Dispón en una lista JSON de cadenas las líneas de abajo que van desde el principio hasta la línea que contiene "- dog-name: LADY OF LISCREEVIN: [772, 334, 884, 344]", ambas incluidas. Usa una cadena por línea y deja fuera las líneas en blanco.

**Material del ejercicio:**
◇ ◇ ◇ ◇
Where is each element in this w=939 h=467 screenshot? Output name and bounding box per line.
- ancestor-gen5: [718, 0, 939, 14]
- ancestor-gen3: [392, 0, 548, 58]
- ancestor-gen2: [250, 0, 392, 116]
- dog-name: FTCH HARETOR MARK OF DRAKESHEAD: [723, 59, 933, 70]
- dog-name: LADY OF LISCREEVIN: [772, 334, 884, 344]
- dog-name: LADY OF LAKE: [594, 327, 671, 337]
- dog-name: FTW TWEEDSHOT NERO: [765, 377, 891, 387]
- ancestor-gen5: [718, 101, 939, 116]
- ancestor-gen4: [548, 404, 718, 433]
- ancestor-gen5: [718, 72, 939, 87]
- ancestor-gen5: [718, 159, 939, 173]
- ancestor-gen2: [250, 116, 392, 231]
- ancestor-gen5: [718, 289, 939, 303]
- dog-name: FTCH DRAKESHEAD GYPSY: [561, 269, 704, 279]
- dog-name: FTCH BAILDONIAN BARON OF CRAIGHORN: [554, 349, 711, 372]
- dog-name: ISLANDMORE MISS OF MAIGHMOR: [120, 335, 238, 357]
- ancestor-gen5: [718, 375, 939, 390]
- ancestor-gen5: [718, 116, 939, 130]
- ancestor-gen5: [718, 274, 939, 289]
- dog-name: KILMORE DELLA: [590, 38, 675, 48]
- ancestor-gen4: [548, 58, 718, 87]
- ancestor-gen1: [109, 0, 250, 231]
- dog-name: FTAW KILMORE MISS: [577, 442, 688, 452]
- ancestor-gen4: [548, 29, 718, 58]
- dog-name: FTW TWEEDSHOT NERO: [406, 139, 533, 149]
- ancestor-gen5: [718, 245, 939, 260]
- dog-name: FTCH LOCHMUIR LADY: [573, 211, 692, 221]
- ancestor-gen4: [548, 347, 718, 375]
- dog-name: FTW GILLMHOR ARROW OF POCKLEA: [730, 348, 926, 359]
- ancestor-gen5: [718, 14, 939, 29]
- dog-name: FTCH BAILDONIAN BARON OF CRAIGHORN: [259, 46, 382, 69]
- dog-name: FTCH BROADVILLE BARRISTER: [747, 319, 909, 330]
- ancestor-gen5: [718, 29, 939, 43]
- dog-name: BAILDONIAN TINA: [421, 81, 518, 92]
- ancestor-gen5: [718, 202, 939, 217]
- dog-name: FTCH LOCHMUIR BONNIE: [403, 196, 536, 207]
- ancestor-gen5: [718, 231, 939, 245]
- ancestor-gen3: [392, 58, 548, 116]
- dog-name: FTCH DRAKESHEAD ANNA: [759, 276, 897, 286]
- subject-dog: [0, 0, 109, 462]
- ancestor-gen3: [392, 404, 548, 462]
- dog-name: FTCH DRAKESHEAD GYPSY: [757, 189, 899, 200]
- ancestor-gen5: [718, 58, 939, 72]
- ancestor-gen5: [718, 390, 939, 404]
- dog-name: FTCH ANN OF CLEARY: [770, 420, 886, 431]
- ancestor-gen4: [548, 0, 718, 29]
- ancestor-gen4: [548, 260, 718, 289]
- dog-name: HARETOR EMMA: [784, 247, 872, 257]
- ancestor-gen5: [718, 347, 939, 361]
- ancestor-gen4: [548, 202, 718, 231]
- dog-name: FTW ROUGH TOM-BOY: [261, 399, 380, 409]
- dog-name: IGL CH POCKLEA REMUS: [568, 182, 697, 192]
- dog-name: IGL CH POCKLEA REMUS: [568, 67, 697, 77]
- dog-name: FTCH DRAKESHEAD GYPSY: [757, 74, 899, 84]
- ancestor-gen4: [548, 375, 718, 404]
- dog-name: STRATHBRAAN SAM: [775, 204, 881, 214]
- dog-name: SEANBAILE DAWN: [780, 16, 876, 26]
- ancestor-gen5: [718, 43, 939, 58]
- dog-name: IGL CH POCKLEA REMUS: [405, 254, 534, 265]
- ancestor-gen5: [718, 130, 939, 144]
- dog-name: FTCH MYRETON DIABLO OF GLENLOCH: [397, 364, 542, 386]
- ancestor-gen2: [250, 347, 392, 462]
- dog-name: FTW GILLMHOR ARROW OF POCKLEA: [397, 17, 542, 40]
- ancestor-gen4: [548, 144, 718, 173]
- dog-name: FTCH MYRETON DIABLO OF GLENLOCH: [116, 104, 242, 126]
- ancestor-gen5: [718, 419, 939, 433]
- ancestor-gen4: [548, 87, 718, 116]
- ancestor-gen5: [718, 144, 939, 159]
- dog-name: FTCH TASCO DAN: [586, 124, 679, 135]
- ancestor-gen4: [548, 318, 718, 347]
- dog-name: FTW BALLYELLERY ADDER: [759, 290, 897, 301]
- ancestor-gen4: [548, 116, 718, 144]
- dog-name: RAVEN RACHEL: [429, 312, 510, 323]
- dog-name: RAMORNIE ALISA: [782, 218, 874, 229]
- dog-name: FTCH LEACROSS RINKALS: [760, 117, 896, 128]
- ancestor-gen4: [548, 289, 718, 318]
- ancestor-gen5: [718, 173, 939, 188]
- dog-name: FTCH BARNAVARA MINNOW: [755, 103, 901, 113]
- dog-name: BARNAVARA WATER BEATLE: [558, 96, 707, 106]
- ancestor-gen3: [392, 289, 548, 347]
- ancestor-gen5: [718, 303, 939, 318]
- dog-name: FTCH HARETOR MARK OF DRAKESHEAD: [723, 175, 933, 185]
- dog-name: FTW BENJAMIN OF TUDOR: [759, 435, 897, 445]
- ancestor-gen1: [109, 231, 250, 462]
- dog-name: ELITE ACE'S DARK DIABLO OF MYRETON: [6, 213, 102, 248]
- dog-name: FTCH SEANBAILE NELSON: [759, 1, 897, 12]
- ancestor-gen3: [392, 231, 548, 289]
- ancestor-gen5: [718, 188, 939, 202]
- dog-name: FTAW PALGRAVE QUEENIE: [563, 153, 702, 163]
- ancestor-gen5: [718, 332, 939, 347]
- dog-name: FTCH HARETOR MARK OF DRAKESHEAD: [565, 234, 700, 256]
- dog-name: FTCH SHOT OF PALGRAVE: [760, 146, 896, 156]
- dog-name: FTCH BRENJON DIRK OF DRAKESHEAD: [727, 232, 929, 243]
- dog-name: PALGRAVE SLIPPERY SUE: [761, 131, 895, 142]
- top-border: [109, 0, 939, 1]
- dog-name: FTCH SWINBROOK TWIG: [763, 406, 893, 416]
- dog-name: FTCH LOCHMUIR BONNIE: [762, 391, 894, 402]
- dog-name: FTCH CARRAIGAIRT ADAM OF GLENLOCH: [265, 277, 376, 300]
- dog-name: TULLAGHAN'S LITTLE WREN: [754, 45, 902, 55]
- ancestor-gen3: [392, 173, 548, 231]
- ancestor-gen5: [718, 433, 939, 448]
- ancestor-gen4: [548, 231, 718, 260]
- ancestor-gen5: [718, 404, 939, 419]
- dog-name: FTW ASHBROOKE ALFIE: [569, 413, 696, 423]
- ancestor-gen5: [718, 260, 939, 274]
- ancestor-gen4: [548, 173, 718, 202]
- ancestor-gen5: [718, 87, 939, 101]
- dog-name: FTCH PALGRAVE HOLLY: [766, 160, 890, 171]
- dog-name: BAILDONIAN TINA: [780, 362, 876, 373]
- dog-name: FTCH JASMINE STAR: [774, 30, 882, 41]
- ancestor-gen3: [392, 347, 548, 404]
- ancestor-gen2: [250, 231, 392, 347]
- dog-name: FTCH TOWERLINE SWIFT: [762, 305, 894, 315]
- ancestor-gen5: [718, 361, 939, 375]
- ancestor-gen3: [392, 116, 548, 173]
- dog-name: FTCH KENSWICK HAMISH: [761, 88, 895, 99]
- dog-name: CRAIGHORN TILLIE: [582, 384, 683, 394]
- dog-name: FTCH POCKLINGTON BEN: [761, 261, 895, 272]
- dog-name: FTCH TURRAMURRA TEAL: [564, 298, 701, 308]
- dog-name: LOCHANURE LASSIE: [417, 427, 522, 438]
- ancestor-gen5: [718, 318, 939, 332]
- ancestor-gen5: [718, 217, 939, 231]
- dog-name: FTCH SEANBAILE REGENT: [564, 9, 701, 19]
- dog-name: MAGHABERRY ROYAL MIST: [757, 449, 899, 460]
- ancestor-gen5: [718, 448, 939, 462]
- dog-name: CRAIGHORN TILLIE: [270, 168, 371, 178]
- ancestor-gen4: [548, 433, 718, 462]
◇ ◇ ◇ ◇
**Respuesta del ejercicio:**
[
  "Where is each element in this w=939 h=467 screenshot? Output name and bounding box per line.",
  "- ancestor-gen5: [718, 0, 939, 14]",
  "- ancestor-gen3: [392, 0, 548, 58]",
  "- ancestor-gen2: [250, 0, 392, 116]",
  "- dog-name: FTCH HARETOR MARK OF DRAKESHEAD: [723, 59, 933, 70]",
  "- dog-name: LADY OF LISCREEVIN: [772, 334, 884, 344]"
]